-- Your goal --
Reproduce the listing below in full and without alteration, apart from its pictures.

[Start]

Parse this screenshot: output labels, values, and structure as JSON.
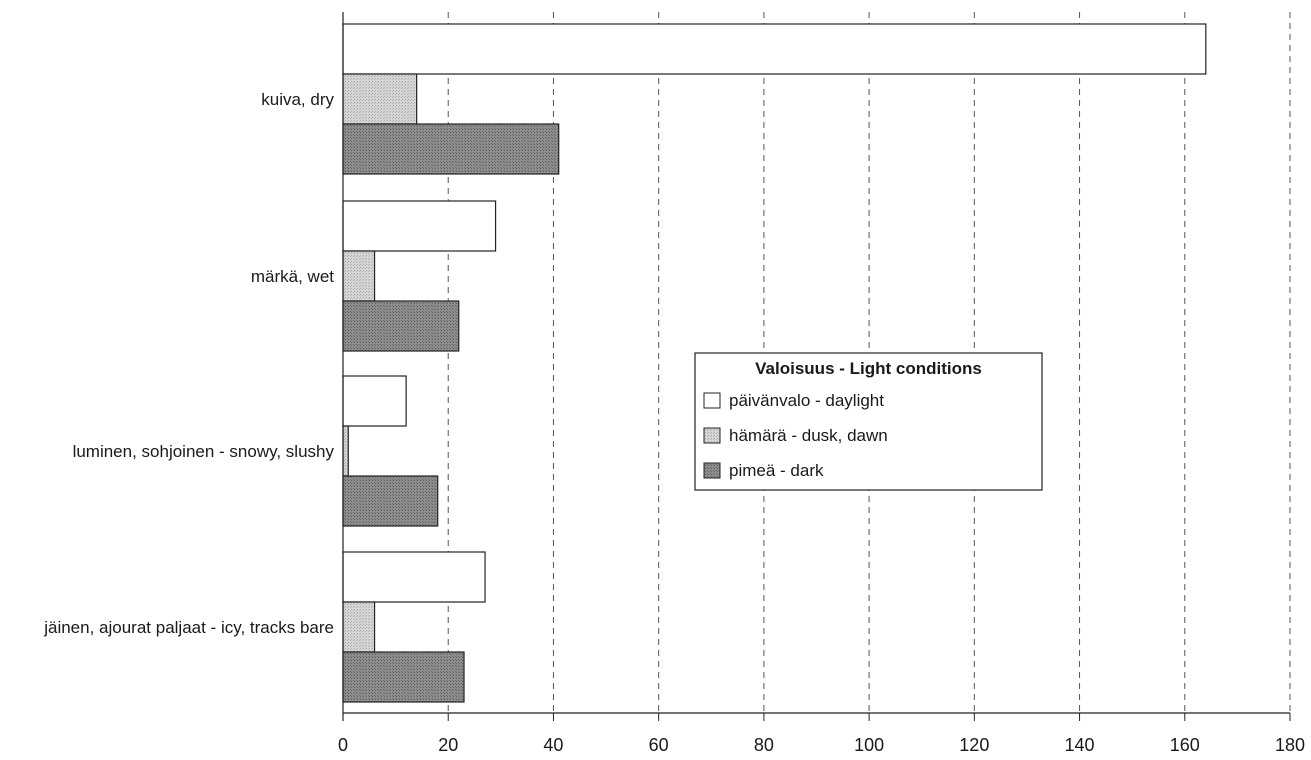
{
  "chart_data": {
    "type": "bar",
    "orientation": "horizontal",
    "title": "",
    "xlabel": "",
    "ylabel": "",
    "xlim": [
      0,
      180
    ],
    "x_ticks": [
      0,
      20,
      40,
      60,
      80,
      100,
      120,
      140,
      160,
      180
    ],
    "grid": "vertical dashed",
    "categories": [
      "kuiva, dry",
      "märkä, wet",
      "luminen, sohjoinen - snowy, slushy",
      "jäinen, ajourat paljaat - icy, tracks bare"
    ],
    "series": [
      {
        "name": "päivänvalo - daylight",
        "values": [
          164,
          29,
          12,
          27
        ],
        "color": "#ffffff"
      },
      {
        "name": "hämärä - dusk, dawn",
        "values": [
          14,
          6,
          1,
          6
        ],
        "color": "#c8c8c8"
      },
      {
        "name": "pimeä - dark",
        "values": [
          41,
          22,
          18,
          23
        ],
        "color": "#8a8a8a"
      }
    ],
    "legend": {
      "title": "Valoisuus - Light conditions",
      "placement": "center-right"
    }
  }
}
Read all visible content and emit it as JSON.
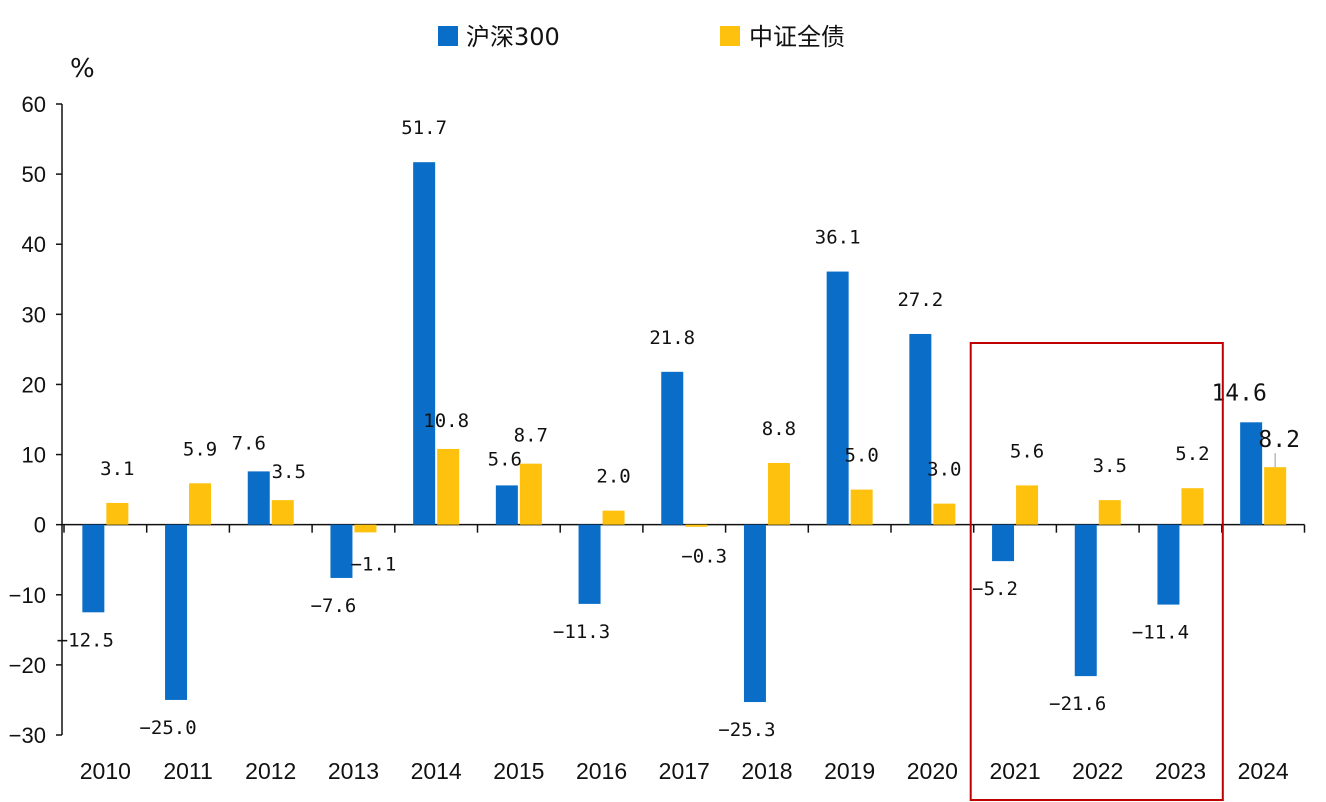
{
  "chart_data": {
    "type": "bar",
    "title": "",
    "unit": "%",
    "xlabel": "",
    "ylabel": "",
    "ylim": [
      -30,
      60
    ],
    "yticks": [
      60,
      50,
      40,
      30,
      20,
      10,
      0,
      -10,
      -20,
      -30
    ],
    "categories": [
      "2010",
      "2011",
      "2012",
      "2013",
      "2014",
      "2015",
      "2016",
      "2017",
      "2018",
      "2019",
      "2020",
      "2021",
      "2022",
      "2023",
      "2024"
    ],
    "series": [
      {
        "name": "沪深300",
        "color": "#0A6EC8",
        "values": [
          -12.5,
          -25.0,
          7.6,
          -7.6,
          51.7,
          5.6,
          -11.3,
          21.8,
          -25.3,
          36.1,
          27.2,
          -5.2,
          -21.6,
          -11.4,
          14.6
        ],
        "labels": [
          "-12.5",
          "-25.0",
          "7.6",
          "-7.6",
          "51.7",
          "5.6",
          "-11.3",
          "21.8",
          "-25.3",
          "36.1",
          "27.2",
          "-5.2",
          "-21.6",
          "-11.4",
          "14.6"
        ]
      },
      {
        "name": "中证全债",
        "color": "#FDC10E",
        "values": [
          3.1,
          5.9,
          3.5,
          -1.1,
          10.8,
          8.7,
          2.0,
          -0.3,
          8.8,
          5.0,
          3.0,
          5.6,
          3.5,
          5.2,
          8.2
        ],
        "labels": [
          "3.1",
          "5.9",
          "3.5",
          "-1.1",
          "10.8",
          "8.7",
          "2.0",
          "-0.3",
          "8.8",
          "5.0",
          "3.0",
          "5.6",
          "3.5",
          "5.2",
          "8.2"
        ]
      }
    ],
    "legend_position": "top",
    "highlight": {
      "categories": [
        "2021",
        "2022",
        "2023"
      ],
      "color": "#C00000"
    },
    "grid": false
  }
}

[End]

-- Correct output --
Parse this screenshot: output labels, values, and structure as JSON.
{
  "chart_data": {
    "type": "bar",
    "orientation": "horizontal",
    "title": "",
    "xlabel": "",
    "ylabel": "",
    "xlim": [
      0,
      180
    ],
    "x_ticks": [
      0,
      20,
      40,
      60,
      80,
      100,
      120,
      140,
      160,
      180
    ],
    "grid": "vertical dashed",
    "categories": [
      "kuiva, dry",
      "märkä, wet",
      "luminen, sohjoinen - snowy, slushy",
      "jäinen, ajourat paljaat - icy, tracks bare"
    ],
    "series": [
      {
        "name": "päivänvalo - daylight",
        "values": [
          164,
          29,
          12,
          27
        ],
        "color": "#ffffff"
      },
      {
        "name": "hämärä - dusk, dawn",
        "values": [
          14,
          6,
          1,
          6
        ],
        "color": "#c8c8c8"
      },
      {
        "name": "pimeä - dark",
        "values": [
          41,
          22,
          18,
          23
        ],
        "color": "#8a8a8a"
      }
    ],
    "legend": {
      "title": "Valoisuus - Light conditions",
      "placement": "center-right"
    }
  }
}
Read all visible content and emit it as JSON.
{
  "chart_data": {
    "type": "bar",
    "title": "",
    "unit": "%",
    "xlabel": "",
    "ylabel": "",
    "ylim": [
      -30,
      60
    ],
    "yticks": [
      60,
      50,
      40,
      30,
      20,
      10,
      0,
      -10,
      -20,
      -30
    ],
    "categories": [
      "2010",
      "2011",
      "2012",
      "2013",
      "2014",
      "2015",
      "2016",
      "2017",
      "2018",
      "2019",
      "2020",
      "2021",
      "2022",
      "2023",
      "2024"
    ],
    "series": [
      {
        "name": "沪深300",
        "color": "#0A6EC8",
        "values": [
          -12.5,
          -25.0,
          7.6,
          -7.6,
          51.7,
          5.6,
          -11.3,
          21.8,
          -25.3,
          36.1,
          27.2,
          -5.2,
          -21.6,
          -11.4,
          14.6
        ],
        "labels": [
          "-12.5",
          "-25.0",
          "7.6",
          "-7.6",
          "51.7",
          "5.6",
          "-11.3",
          "21.8",
          "-25.3",
          "36.1",
          "27.2",
          "-5.2",
          "-21.6",
          "-11.4",
          "14.6"
        ]
      },
      {
        "name": "中证全债",
        "color": "#FDC10E",
        "values": [
          3.1,
          5.9,
          3.5,
          -1.1,
          10.8,
          8.7,
          2.0,
          -0.3,
          8.8,
          5.0,
          3.0,
          5.6,
          3.5,
          5.2,
          8.2
        ],
        "labels": [
          "3.1",
          "5.9",
          "3.5",
          "-1.1",
          "10.8",
          "8.7",
          "2.0",
          "-0.3",
          "8.8",
          "5.0",
          "3.0",
          "5.6",
          "3.5",
          "5.2",
          "8.2"
        ]
      }
    ],
    "legend_position": "top",
    "highlight": {
      "categories": [
        "2021",
        "2022",
        "2023"
      ],
      "color": "#C00000"
    },
    "grid": false
  }
}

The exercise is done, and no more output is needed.